Stored data entries:
************

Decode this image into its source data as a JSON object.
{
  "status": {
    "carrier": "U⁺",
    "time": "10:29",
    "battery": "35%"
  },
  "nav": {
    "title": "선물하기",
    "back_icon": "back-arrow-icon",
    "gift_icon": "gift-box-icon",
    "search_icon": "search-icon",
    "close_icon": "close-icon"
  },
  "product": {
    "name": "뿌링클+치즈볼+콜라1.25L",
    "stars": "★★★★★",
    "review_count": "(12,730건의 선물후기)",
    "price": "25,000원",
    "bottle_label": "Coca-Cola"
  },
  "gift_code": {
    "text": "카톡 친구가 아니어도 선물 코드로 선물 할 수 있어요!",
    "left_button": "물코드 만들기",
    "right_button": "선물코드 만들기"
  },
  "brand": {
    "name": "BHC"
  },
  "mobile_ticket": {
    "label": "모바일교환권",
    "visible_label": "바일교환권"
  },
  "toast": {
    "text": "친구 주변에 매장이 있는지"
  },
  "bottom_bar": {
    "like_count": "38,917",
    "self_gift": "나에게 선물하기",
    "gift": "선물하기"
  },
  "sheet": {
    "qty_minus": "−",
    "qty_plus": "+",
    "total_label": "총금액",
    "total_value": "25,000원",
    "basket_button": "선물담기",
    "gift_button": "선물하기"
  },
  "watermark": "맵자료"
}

************

● **WORK TO BE COMPLETED**
All of the entries must be written out exactly as they stand.

● **TASK RESPONSE**
Decode this image into its source data as a JSON object.
{
  "status": {
    "carrier": "U⁺",
    "time": "10:29",
    "battery": "35%"
  },
  "nav": {
    "title": "선물하기",
    "back_icon": "back-arrow-icon",
    "gift_icon": "gift-box-icon",
    "search_icon": "search-icon",
    "close_icon": "close-icon"
  },
  "product": {
    "name": "뿌링클+치즈볼+콜라1.25L",
    "stars": "★★★★★",
    "review_count": "(12,730건의 선물후기)",
    "price": "25,000원",
    "bottle_label": "Coca-Cola"
  },
  "gift_code": {
    "text": "카톡 친구가 아니어도 선물 코드로 선물 할 수 있어요!",
    "left_button": "물코드 만들기",
    "right_button": "선물코드 만들기"
  },
  "brand": {
    "name": "BHC"
  },
  "mobile_ticket": {
    "label": "모바일교환권",
    "visible_label": "바일교환권"
  },
  "toast": {
    "text": "친구 주변에 매장이 있는지"
  },
  "bottom_bar": {
    "like_count": "38,917",
    "self_gift": "나에게 선물하기",
    "gift": "선물하기"
  },
  "sheet": {
    "qty_minus": "−",
    "qty_plus": "+",
    "total_label": "총금액",
    "total_value": "25,000원",
    "basket_button": "선물담기",
    "gift_button": "선물하기"
  },
  "watermark": "맵자료"
}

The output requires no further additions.